Give an exact copy of every line, leaving images out.

═══ Task inputs

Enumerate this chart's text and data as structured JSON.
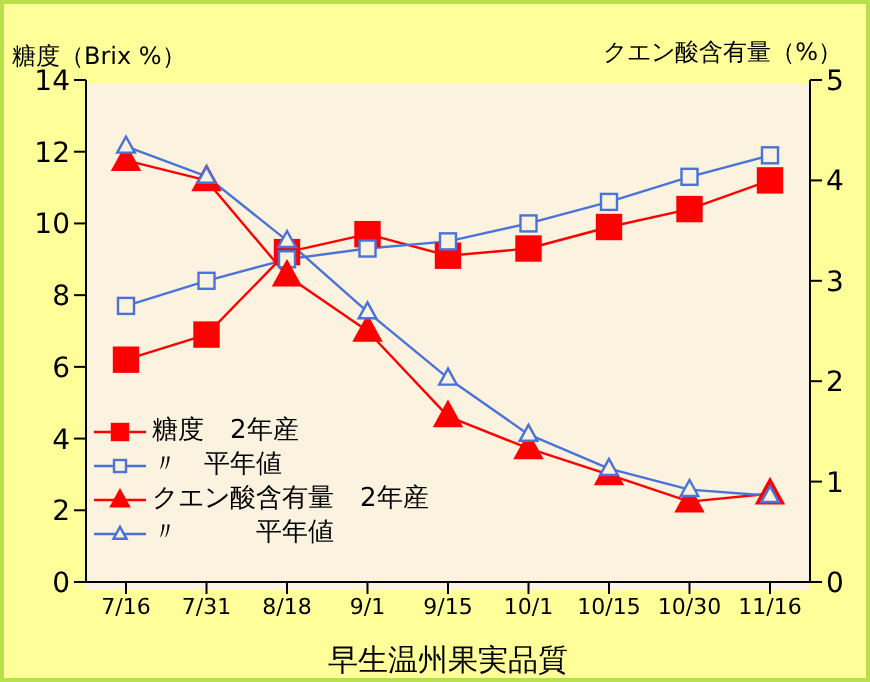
{
  "chart_data": {
    "type": "line",
    "xlabel": "早生温州果実品質",
    "ylabel": "糖度（Brix %）",
    "y2label": "クエン酸含有量（%）",
    "categories": [
      "7/16",
      "7/31",
      "8/18",
      "9/1",
      "9/15",
      "10/1",
      "10/15",
      "10/30",
      "11/16"
    ],
    "ylim": [
      0,
      14
    ],
    "yticks": [
      0,
      2,
      4,
      6,
      8,
      10,
      12,
      14
    ],
    "y2lim": [
      0,
      5
    ],
    "y2ticks": [
      0,
      1,
      2,
      3,
      4,
      5
    ],
    "grid": false,
    "legend": "bottom left",
    "line_style": "solid",
    "series": [
      {
        "name": "糖度　2年産",
        "color": "#ff0000",
        "marker": "square",
        "values": [
          6.2,
          6.9,
          9.2,
          9.7,
          9.1,
          9.3,
          9.9,
          10.4,
          11.2
        ]
      },
      {
        "name": "〃　平年値",
        "color": "#4a72d8",
        "marker": "square",
        "values": [
          7.7,
          8.4,
          9.0,
          9.3,
          9.5,
          10.0,
          10.6,
          11.3,
          11.9
        ]
      },
      {
        "name": "クエン酸含有量　2年産",
        "color": "#ff0000",
        "marker": "triangle",
        "axis": "y2",
        "values": [
          4.2,
          4.0,
          3.05,
          2.5,
          1.65,
          1.33,
          1.07,
          0.8,
          0.88
        ]
      },
      {
        "name": "〃　　　平年値",
        "color": "#4a72d8",
        "marker": "triangle",
        "axis": "y2",
        "values": [
          4.34,
          4.04,
          3.4,
          2.69,
          2.03,
          1.47,
          1.13,
          0.92,
          0.86
        ]
      }
    ]
  }
}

══════

Task solution:
Enumerate this chart's text and data as structured JSON.
{
  "chart_data": {
    "type": "line",
    "xlabel": "早生温州果実品質",
    "ylabel": "糖度（Brix %）",
    "y2label": "クエン酸含有量（%）",
    "categories": [
      "7/16",
      "7/31",
      "8/18",
      "9/1",
      "9/15",
      "10/1",
      "10/15",
      "10/30",
      "11/16"
    ],
    "ylim": [
      0,
      14
    ],
    "yticks": [
      0,
      2,
      4,
      6,
      8,
      10,
      12,
      14
    ],
    "y2lim": [
      0,
      5
    ],
    "y2ticks": [
      0,
      1,
      2,
      3,
      4,
      5
    ],
    "grid": false,
    "legend": "bottom left",
    "line_style": "solid",
    "series": [
      {
        "name": "糖度　2年産",
        "color": "#ff0000",
        "marker": "square",
        "values": [
          6.2,
          6.9,
          9.2,
          9.7,
          9.1,
          9.3,
          9.9,
          10.4,
          11.2
        ]
      },
      {
        "name": "〃　平年値",
        "color": "#4a72d8",
        "marker": "square",
        "values": [
          7.7,
          8.4,
          9.0,
          9.3,
          9.5,
          10.0,
          10.6,
          11.3,
          11.9
        ]
      },
      {
        "name": "クエン酸含有量　2年産",
        "color": "#ff0000",
        "marker": "triangle",
        "axis": "y2",
        "values": [
          4.2,
          4.0,
          3.05,
          2.5,
          1.65,
          1.33,
          1.07,
          0.8,
          0.88
        ]
      },
      {
        "name": "〃　　　平年値",
        "color": "#4a72d8",
        "marker": "triangle",
        "axis": "y2",
        "values": [
          4.34,
          4.04,
          3.4,
          2.69,
          2.03,
          1.47,
          1.13,
          0.92,
          0.86
        ]
      }
    ]
  }
}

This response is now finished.